#### Activity list
a. According to the Steve O'Ban profile, who succeeded O'Ban in the Washington Senate?
b. Can you resume the Steve O'Ban profile right after its last sentence?

#### Extract to read
=== Begin Enclosure ===
Member of the Washington Senate from the 28th district
- In office June 4, 2013 – January 11, 2021
- Preceded by: Mike Carrell
- Succeeded by: T'wina Nobles

Member of the Washington House of Representatives from the 28th district
- In office January 14, 2013 – June 4, 2013
- Preceded by: Troy Kelley
- Succeeded by: Dick Muri

Personal details
- Born: Steven Thomas O'Ban July 12, 1961 (age 64) California, U.S.
- Party: Republican
- Spouse: Laurie
- Children: 2
- Education: University of Washington (BA) Seattle University Law School (JD)
- Profession: Lawyer
- Website: Official

= Steve O'Ban =

American politician (born 1961)

Steven Thomas O'Ban (born July 12, 1961) is an American politician and attorney who served as a member of the Washington State Senate, representing the 28th district from 2013 to 2021. A member of the Republican Party, he previously served as a member of the Washington House of Representatives in 2013.
=== End Enclosure ===
#### Material provided
=== Begin Enclosure ===
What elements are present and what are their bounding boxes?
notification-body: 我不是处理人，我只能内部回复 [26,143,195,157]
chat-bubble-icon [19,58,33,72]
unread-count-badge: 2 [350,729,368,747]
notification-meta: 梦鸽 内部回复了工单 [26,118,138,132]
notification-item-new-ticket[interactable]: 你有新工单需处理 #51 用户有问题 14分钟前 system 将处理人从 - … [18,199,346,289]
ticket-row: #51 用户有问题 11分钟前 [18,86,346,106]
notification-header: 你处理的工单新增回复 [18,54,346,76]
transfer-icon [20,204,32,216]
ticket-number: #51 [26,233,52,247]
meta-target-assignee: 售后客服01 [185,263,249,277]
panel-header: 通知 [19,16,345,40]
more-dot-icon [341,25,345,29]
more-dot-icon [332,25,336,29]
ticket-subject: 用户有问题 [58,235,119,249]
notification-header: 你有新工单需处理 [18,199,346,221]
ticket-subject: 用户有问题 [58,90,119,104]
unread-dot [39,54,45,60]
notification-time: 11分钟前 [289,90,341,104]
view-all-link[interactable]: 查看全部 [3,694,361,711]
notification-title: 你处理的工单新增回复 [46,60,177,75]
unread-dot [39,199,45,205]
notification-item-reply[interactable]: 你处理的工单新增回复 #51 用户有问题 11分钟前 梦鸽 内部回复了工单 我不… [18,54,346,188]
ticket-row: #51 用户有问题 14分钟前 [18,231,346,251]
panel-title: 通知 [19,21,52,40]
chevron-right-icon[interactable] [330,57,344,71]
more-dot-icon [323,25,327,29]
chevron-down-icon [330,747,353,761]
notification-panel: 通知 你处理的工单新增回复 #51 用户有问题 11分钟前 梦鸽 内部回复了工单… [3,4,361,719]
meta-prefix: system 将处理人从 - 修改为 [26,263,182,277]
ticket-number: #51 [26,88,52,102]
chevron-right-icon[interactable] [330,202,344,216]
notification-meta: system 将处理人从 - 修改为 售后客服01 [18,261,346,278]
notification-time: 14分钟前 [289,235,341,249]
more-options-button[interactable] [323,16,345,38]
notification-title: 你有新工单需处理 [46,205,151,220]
=== End Enclosure ===
#### Task-by-task answers
a. T'wina Nobles

b.
== Career ==
A Republican, he represented the 28th Legislative District in Pierce County. He was appointed to the State Senate by the Pierce County Council on June 4, 2013, following the death of State Senator Mike Carrell. On November 3, 2020, O'Ban lost the long-held Republican seat to T'wina Nobles. Preceding his appointment, O'Ban served for less than five months as a member of the Washington State House of Representatives.